[Records from a data source]
= = = = = = =
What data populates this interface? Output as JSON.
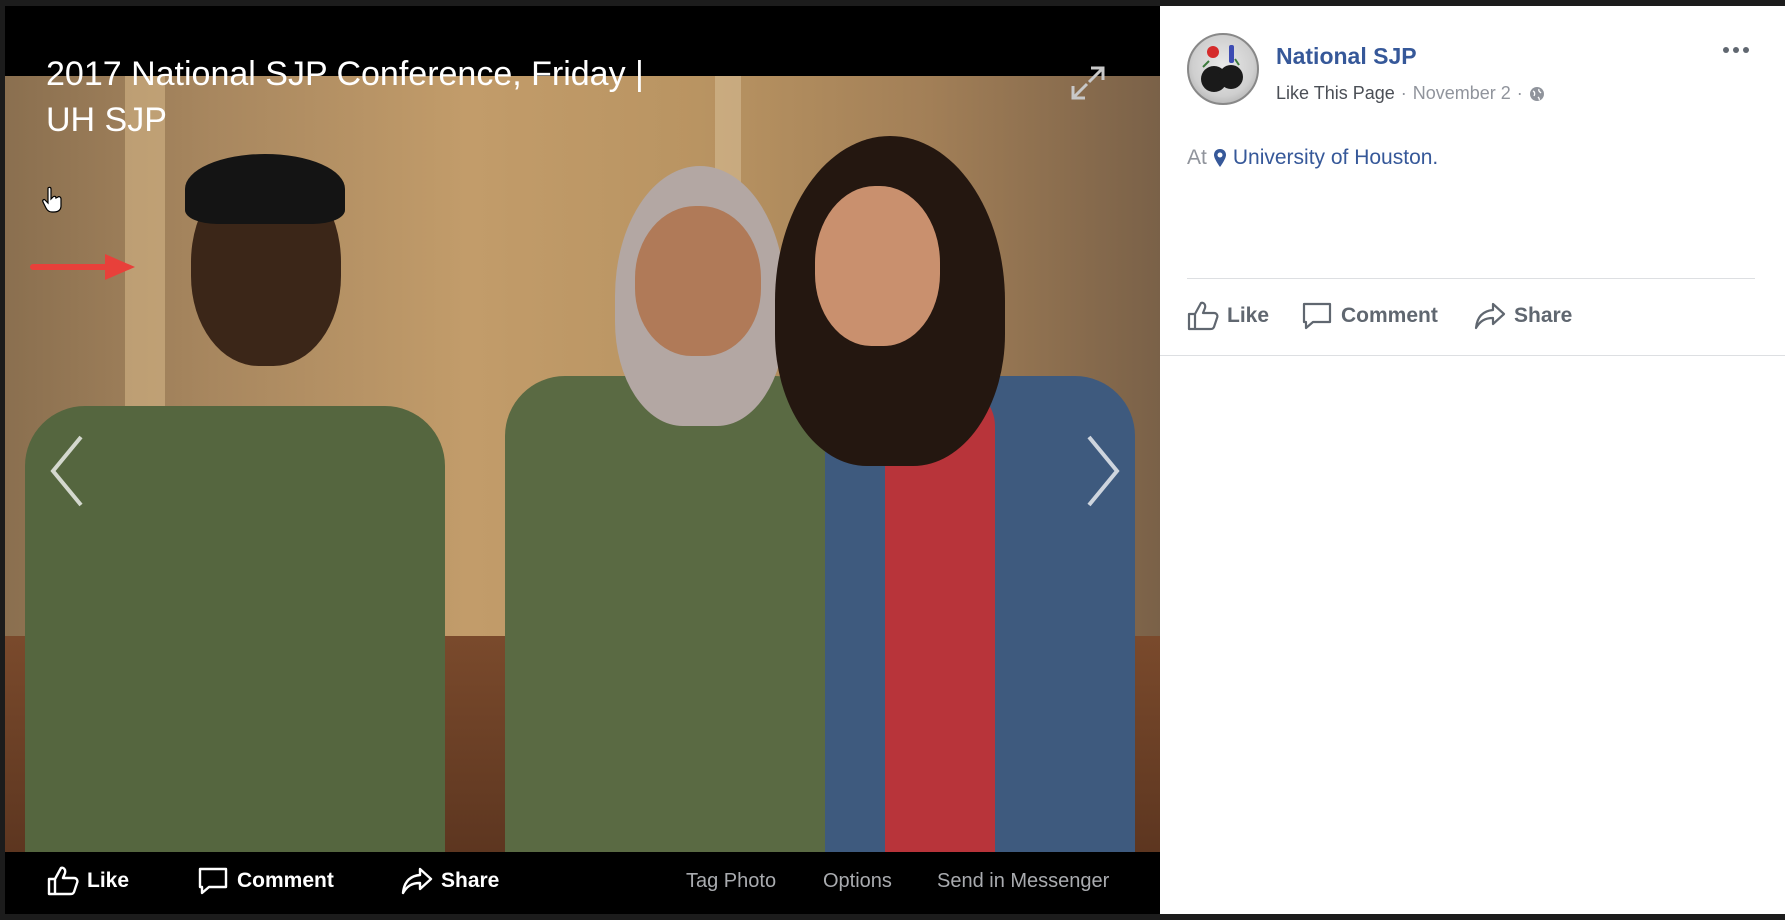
{
  "photo_viewer": {
    "title": "2017 National SJP Conference, Friday | UH SJP",
    "actions": {
      "like_label": "Like",
      "comment_label": "Comment",
      "share_label": "Share"
    },
    "options": {
      "tag_photo": "Tag Photo",
      "options": "Options",
      "send_messenger": "Send in Messenger"
    },
    "icons": [
      "expand-icon",
      "previous-arrow-icon",
      "next-arrow-icon",
      "like-icon",
      "comment-icon",
      "share-icon",
      "red-arrow-icon",
      "hand-cursor-icon"
    ]
  },
  "post": {
    "page_name": "National SJP",
    "like_page": "Like This Page",
    "date": "November 2",
    "separator": "·",
    "location_prefix": "At",
    "location": "University of Houston.",
    "actions": {
      "like_label": "Like",
      "comment_label": "Comment",
      "share_label": "Share"
    },
    "icons": [
      "avatar",
      "globe-icon",
      "more-options-icon",
      "location-pin-icon"
    ],
    "colors": {
      "link": "#365899",
      "secondary": "#90949c",
      "action": "#606770"
    }
  }
}
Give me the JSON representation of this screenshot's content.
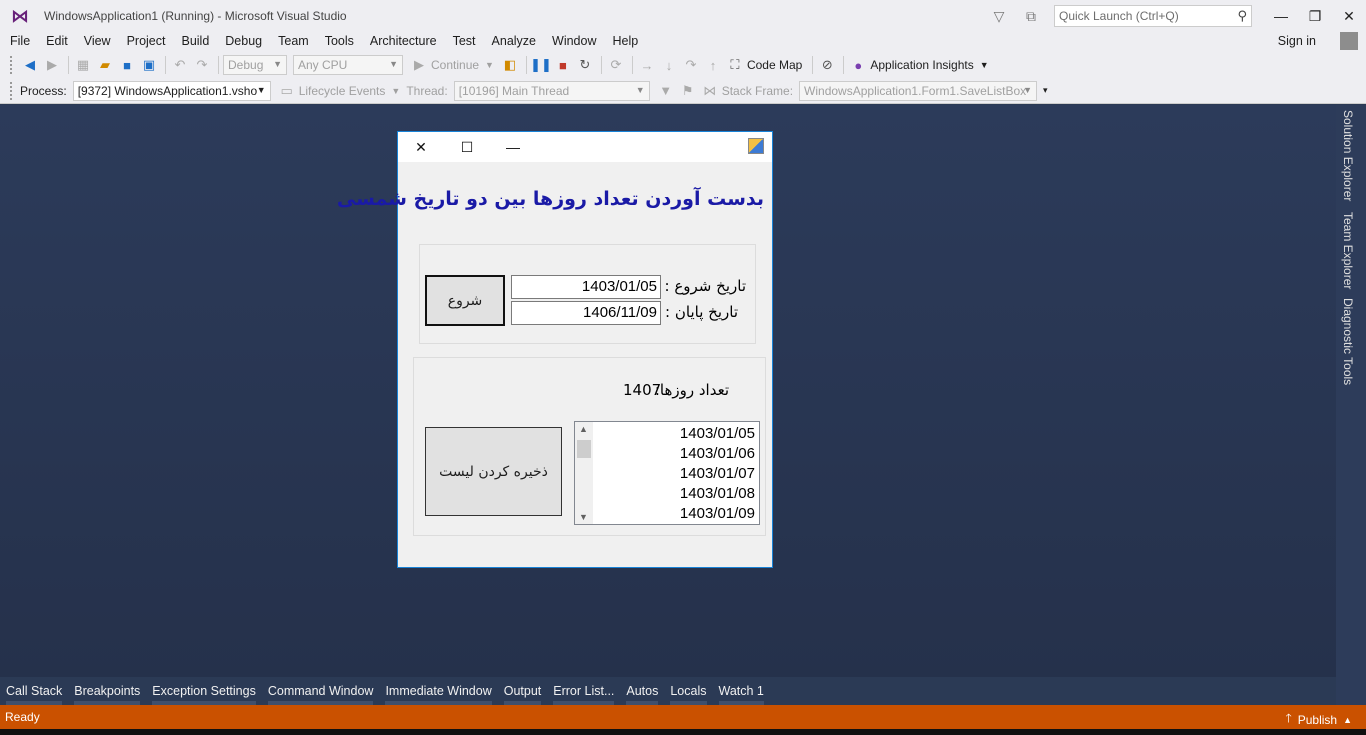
{
  "window": {
    "title": "WindowsApplication1 (Running) - Microsoft Visual Studio",
    "quick_launch_placeholder": "Quick Launch (Ctrl+Q)"
  },
  "menu": [
    "File",
    "Edit",
    "View",
    "Project",
    "Build",
    "Debug",
    "Team",
    "Tools",
    "Architecture",
    "Test",
    "Analyze",
    "Window",
    "Help"
  ],
  "signin": "Sign in",
  "toolbar1": {
    "config": "Debug",
    "platform": "Any CPU",
    "continue": "Continue",
    "code_map": "Code Map",
    "app_insights": "Application Insights"
  },
  "toolbar2": {
    "process_label": "Process:",
    "process_value": "[9372] WindowsApplication1.vsho",
    "lifecycle": "Lifecycle Events",
    "thread_label": "Thread:",
    "thread_value": "[10196] Main Thread",
    "stackframe_label": "Stack Frame:",
    "stackframe_value": "WindowsApplication1.Form1.SaveListBox"
  },
  "right_dock": [
    "Solution Explorer",
    "Team Explorer",
    "Diagnostic Tools"
  ],
  "bottom_tabs": [
    "Call Stack",
    "Breakpoints",
    "Exception Settings",
    "Command Window",
    "Immediate Window",
    "Output",
    "Error List...",
    "Autos",
    "Locals",
    "Watch 1"
  ],
  "status": {
    "text": "Ready",
    "publish": "Publish"
  },
  "form": {
    "heading": "بدست آوردن تعداد روزها بین دو تاریخ شمسی",
    "start_label": "تاریخ شروع :",
    "start_value": "1403/01/05",
    "end_label": "تاریخ پایان :",
    "end_value": "1406/11/09",
    "start_button": "شروع",
    "days_label": "تعداد روزها:",
    "days_value": "1407",
    "save_button": "ذخیره کردن لیست",
    "list_items": [
      "1403/01/05",
      "1403/01/06",
      "1403/01/07",
      "1403/01/08",
      "1403/01/09"
    ]
  }
}
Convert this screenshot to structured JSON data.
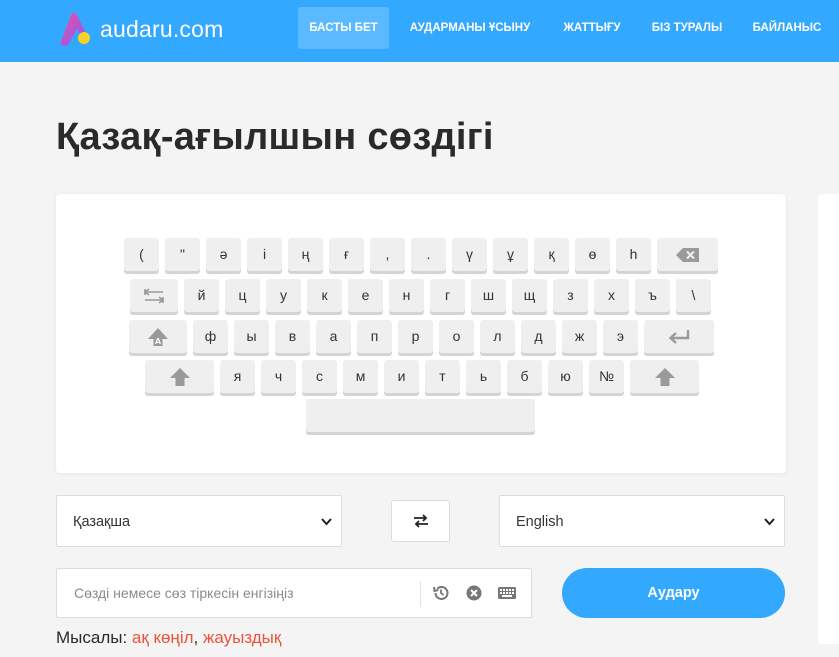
= = = = = = =
## Given request:
Repeat the material verbatim. Do not carry over any picture.

## Task response:
What data populates this interface? Output as JSON.
{
  "photo_viewer": {
    "title": "2017 National SJP Conference, Friday | UH SJP",
    "actions": {
      "like_label": "Like",
      "comment_label": "Comment",
      "share_label": "Share"
    },
    "options": {
      "tag_photo": "Tag Photo",
      "options": "Options",
      "send_messenger": "Send in Messenger"
    },
    "icons": [
      "expand-icon",
      "previous-arrow-icon",
      "next-arrow-icon",
      "like-icon",
      "comment-icon",
      "share-icon",
      "red-arrow-icon",
      "hand-cursor-icon"
    ]
  },
  "post": {
    "page_name": "National SJP",
    "like_page": "Like This Page",
    "date": "November 2",
    "separator": "·",
    "location_prefix": "At",
    "location": "University of Houston.",
    "actions": {
      "like_label": "Like",
      "comment_label": "Comment",
      "share_label": "Share"
    },
    "icons": [
      "avatar",
      "globe-icon",
      "more-options-icon",
      "location-pin-icon"
    ],
    "colors": {
      "link": "#365899",
      "secondary": "#90949c",
      "action": "#606770"
    }
  }
}
Give me the JSON representation of this screenshot's content.
{
  "window": {
    "title": "WindowsApplication1 (Running) - Microsoft Visual Studio",
    "quick_launch_placeholder": "Quick Launch (Ctrl+Q)"
  },
  "menu": [
    "File",
    "Edit",
    "View",
    "Project",
    "Build",
    "Debug",
    "Team",
    "Tools",
    "Architecture",
    "Test",
    "Analyze",
    "Window",
    "Help"
  ],
  "signin": "Sign in",
  "toolbar1": {
    "config": "Debug",
    "platform": "Any CPU",
    "continue": "Continue",
    "code_map": "Code Map",
    "app_insights": "Application Insights"
  },
  "toolbar2": {
    "process_label": "Process:",
    "process_value": "[9372] WindowsApplication1.vsho",
    "lifecycle": "Lifecycle Events",
    "thread_label": "Thread:",
    "thread_value": "[10196] Main Thread",
    "stackframe_label": "Stack Frame:",
    "stackframe_value": "WindowsApplication1.Form1.SaveListBox"
  },
  "right_dock": [
    "Solution Explorer",
    "Team Explorer",
    "Diagnostic Tools"
  ],
  "bottom_tabs": [
    "Call Stack",
    "Breakpoints",
    "Exception Settings",
    "Command Window",
    "Immediate Window",
    "Output",
    "Error List...",
    "Autos",
    "Locals",
    "Watch 1"
  ],
  "status": {
    "text": "Ready",
    "publish": "Publish"
  },
  "form": {
    "heading": "بدست آوردن تعداد روزها بین دو تاریخ شمسی",
    "start_label": "تاریخ شروع :",
    "start_value": "1403/01/05",
    "end_label": "تاریخ پایان :",
    "end_value": "1406/11/09",
    "start_button": "شروع",
    "days_label": "تعداد روزها:",
    "days_value": "1407",
    "save_button": "ذخیره کردن لیست",
    "list_items": [
      "1403/01/05",
      "1403/01/06",
      "1403/01/07",
      "1403/01/08",
      "1403/01/09"
    ]
  }
}
Convert this screenshot to structured JSON data.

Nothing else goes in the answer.